### Data supplied

-------------------------

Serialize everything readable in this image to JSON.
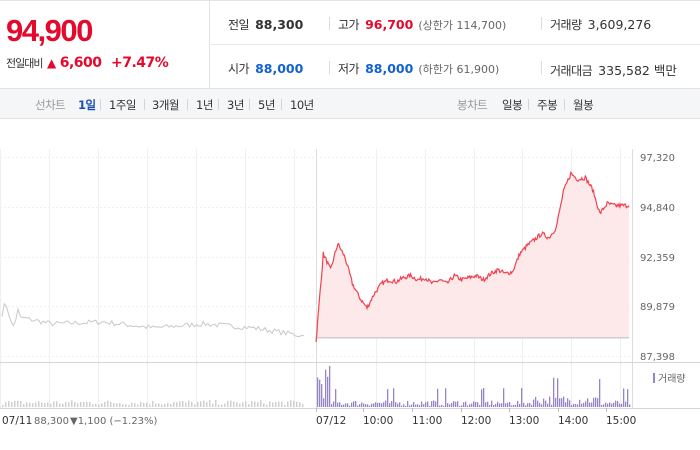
{
  "summary": {
    "current_price": "94,900",
    "change_label": "전일대비",
    "change_arrow": "▲",
    "change_amount": "6,600",
    "change_rate": "+7.47%",
    "prev_close_label": "전일",
    "prev_close": "88,300",
    "high_label": "고가",
    "high": "96,700",
    "upper_limit": "(상한가 114,700)",
    "volume_label": "거래량",
    "volume": "3,609,276",
    "open_label": "시가",
    "open": "88,000",
    "low_label": "저가",
    "low": "88,000",
    "lower_limit": "(하한가 61,900)",
    "trade_value_label": "거래대금",
    "trade_value": "335,582 백만",
    "up_color": "#e5092d",
    "down_color": "#1062d3"
  },
  "toolbar": {
    "line_chart_label": "선차트",
    "periods": [
      "1일",
      "1주일",
      "3개월",
      "1년",
      "3년",
      "5년",
      "10년"
    ],
    "active_period": "1일",
    "candle_chart_label": "봉차트",
    "candle_periods": [
      "일봉",
      "주봉",
      "월봉"
    ]
  },
  "chart": {
    "y_ticks": [
      "97,320",
      "94,840",
      "92,359",
      "89,879",
      "87,398"
    ],
    "volume_legend": "거래량",
    "prev_day_label": "07/11",
    "prev_day_close": "88,300",
    "prev_day_change": "▼1,100 (−1.23%)",
    "time_labels": [
      "07/12",
      "10:00",
      "11:00",
      "12:00",
      "13:00",
      "14:00",
      "15:00"
    ],
    "colors": {
      "today_line": "#f0424f",
      "today_fill": "#fde8ea",
      "prev_line": "#c8c8c8",
      "volume_today": "#9585c4",
      "volume_prev": "#cfcfcf",
      "prev_label_blue": "#1062d3"
    }
  },
  "chart_data": {
    "type": "line",
    "ylim": [
      87398,
      97320
    ],
    "y_ticks": [
      97320,
      94840,
      92359,
      89879,
      87398
    ],
    "baseline": 88300,
    "series": [
      {
        "x": [
          "09:00",
          "09:05",
          "09:10",
          "09:15",
          "09:20",
          "09:25",
          "09:30",
          "09:40",
          "09:50",
          "10:00",
          "10:10",
          "10:20",
          "10:30",
          "10:40",
          "10:50",
          "11:00",
          "11:10",
          "11:20",
          "11:30",
          "11:40",
          "11:50",
          "12:00",
          "12:10",
          "12:20",
          "12:30",
          "12:40",
          "12:50",
          "13:00",
          "13:10",
          "13:20",
          "13:30",
          "13:40",
          "13:50",
          "14:00",
          "14:10",
          "14:15",
          "14:20",
          "14:25",
          "14:30",
          "14:40",
          "14:50",
          "15:00",
          "15:10",
          "15:20"
        ],
        "values": [
          88100,
          92500,
          91700,
          93000,
          92300,
          91000,
          90300,
          89800,
          90500,
          91000,
          91200,
          91100,
          91300,
          91400,
          91200,
          91300,
          91000,
          91200,
          91000,
          91400,
          91200,
          91300,
          91400,
          91200,
          91500,
          91700,
          91500,
          91600,
          92500,
          92900,
          93200,
          93500,
          93300,
          93800,
          95600,
          96500,
          96200,
          96300,
          95700,
          94500,
          95000,
          94900,
          94900,
          94900
        ]
      },
      {
        "x": [
          "07/11 09:00",
          "07/11 10:00",
          "07/11 11:00",
          "07/11 12:00",
          "07/11 13:00",
          "07/11 14:00",
          "07/11 15:00"
        ],
        "values": [
          89500,
          89000,
          89100,
          88800,
          89000,
          88800,
          88400
        ]
      }
    ]
  }
}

-------------------------

### Problem
Restate each line of the records exactly; pictures do not belong in the copy.

### Response below
Serialize everything readable in this image to JSON.
{
  "summary": {
    "current_price": "94,900",
    "change_label": "전일대비",
    "change_arrow": "▲",
    "change_amount": "6,600",
    "change_rate": "+7.47%",
    "prev_close_label": "전일",
    "prev_close": "88,300",
    "high_label": "고가",
    "high": "96,700",
    "upper_limit": "(상한가 114,700)",
    "volume_label": "거래량",
    "volume": "3,609,276",
    "open_label": "시가",
    "open": "88,000",
    "low_label": "저가",
    "low": "88,000",
    "lower_limit": "(하한가 61,900)",
    "trade_value_label": "거래대금",
    "trade_value": "335,582 백만",
    "up_color": "#e5092d",
    "down_color": "#1062d3"
  },
  "toolbar": {
    "line_chart_label": "선차트",
    "periods": [
      "1일",
      "1주일",
      "3개월",
      "1년",
      "3년",
      "5년",
      "10년"
    ],
    "active_period": "1일",
    "candle_chart_label": "봉차트",
    "candle_periods": [
      "일봉",
      "주봉",
      "월봉"
    ]
  },
  "chart": {
    "y_ticks": [
      "97,320",
      "94,840",
      "92,359",
      "89,879",
      "87,398"
    ],
    "volume_legend": "거래량",
    "prev_day_label": "07/11",
    "prev_day_close": "88,300",
    "prev_day_change": "▼1,100 (−1.23%)",
    "time_labels": [
      "07/12",
      "10:00",
      "11:00",
      "12:00",
      "13:00",
      "14:00",
      "15:00"
    ],
    "colors": {
      "today_line": "#f0424f",
      "today_fill": "#fde8ea",
      "prev_line": "#c8c8c8",
      "volume_today": "#9585c4",
      "volume_prev": "#cfcfcf",
      "prev_label_blue": "#1062d3"
    }
  },
  "chart_data": {
    "type": "line",
    "ylim": [
      87398,
      97320
    ],
    "y_ticks": [
      97320,
      94840,
      92359,
      89879,
      87398
    ],
    "baseline": 88300,
    "series": [
      {
        "x": [
          "09:00",
          "09:05",
          "09:10",
          "09:15",
          "09:20",
          "09:25",
          "09:30",
          "09:40",
          "09:50",
          "10:00",
          "10:10",
          "10:20",
          "10:30",
          "10:40",
          "10:50",
          "11:00",
          "11:10",
          "11:20",
          "11:30",
          "11:40",
          "11:50",
          "12:00",
          "12:10",
          "12:20",
          "12:30",
          "12:40",
          "12:50",
          "13:00",
          "13:10",
          "13:20",
          "13:30",
          "13:40",
          "13:50",
          "14:00",
          "14:10",
          "14:15",
          "14:20",
          "14:25",
          "14:30",
          "14:40",
          "14:50",
          "15:00",
          "15:10",
          "15:20"
        ],
        "values": [
          88100,
          92500,
          91700,
          93000,
          92300,
          91000,
          90300,
          89800,
          90500,
          91000,
          91200,
          91100,
          91300,
          91400,
          91200,
          91300,
          91000,
          91200,
          91000,
          91400,
          91200,
          91300,
          91400,
          91200,
          91500,
          91700,
          91500,
          91600,
          92500,
          92900,
          93200,
          93500,
          93300,
          93800,
          95600,
          96500,
          96200,
          96300,
          95700,
          94500,
          95000,
          94900,
          94900,
          94900
        ]
      },
      {
        "x": [
          "07/11 09:00",
          "07/11 10:00",
          "07/11 11:00",
          "07/11 12:00",
          "07/11 13:00",
          "07/11 14:00",
          "07/11 15:00"
        ],
        "values": [
          89500,
          89000,
          89100,
          88800,
          89000,
          88800,
          88400
        ]
      }
    ]
  }
}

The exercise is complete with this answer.